### What you will do
Every line with the string "this" should be gathered.

-- BEGIN Material provided --

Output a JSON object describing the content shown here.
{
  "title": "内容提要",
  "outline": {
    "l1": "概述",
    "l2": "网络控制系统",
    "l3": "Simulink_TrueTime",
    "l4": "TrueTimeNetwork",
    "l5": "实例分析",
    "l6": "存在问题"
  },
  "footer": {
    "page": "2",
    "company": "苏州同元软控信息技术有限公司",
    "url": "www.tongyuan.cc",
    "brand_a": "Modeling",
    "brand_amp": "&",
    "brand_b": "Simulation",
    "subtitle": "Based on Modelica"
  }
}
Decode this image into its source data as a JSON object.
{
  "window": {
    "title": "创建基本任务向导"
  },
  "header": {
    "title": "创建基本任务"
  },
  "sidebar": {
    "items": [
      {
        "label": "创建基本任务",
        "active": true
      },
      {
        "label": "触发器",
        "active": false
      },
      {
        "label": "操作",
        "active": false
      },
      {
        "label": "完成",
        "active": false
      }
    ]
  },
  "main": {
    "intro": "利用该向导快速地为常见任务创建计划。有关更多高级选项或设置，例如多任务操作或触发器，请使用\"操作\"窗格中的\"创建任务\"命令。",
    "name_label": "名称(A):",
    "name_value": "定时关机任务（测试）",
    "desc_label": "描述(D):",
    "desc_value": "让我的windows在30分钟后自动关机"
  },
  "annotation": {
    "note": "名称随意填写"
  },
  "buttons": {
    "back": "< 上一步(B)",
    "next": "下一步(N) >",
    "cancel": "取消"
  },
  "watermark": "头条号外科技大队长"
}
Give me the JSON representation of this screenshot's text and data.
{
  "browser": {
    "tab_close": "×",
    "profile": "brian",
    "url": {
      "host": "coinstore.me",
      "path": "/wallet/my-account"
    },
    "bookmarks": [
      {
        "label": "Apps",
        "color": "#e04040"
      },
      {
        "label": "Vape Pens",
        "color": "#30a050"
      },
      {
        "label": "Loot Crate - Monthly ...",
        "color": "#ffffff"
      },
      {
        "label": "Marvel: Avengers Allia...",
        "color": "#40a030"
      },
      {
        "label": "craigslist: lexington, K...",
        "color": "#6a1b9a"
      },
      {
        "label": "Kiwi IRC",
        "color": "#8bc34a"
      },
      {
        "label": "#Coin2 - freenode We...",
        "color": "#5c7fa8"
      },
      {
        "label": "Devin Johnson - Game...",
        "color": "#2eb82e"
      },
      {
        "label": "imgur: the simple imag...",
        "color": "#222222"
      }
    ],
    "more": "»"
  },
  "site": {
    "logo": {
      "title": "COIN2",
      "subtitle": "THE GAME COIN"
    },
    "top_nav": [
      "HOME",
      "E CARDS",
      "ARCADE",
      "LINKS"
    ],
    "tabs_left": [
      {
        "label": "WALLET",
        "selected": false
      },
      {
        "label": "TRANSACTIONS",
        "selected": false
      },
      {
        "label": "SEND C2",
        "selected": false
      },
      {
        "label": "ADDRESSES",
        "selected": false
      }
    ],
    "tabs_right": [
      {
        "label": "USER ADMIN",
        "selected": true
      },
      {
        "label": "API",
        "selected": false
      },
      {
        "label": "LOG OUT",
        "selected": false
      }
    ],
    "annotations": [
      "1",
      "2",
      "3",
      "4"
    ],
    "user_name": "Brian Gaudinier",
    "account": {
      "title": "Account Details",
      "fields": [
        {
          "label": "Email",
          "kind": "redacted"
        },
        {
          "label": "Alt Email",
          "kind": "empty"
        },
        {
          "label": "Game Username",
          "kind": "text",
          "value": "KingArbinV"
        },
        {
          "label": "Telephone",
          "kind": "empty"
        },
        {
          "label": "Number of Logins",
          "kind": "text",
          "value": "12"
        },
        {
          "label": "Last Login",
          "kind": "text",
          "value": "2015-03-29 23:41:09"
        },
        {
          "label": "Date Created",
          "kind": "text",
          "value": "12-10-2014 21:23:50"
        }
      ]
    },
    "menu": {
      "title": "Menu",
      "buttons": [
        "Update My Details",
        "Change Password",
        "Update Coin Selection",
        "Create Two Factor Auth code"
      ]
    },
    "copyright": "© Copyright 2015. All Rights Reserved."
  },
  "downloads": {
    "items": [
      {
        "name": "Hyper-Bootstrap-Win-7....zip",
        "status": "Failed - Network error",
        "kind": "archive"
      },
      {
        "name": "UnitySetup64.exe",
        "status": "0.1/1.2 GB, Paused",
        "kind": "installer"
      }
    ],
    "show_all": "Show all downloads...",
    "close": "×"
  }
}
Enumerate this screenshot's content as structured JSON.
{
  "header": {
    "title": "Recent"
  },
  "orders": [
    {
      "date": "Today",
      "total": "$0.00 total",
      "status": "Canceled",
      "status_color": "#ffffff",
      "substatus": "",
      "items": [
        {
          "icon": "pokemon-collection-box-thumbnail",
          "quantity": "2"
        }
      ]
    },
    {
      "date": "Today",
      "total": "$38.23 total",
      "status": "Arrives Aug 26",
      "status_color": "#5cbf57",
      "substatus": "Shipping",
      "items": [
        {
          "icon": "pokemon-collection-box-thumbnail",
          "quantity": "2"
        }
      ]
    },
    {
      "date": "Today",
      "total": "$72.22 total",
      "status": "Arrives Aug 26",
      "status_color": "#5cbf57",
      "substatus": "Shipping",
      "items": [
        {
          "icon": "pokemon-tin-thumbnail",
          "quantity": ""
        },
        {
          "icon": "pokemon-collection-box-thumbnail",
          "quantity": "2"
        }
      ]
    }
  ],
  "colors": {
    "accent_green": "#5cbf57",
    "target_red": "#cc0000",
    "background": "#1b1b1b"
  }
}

-- END Material provided --

### Response to the exercise
Decode this image into its source data as a JSON object.
Give me the JSON representation of this screenshot's text and data.
Enumerate this screenshot's content as structured JSON.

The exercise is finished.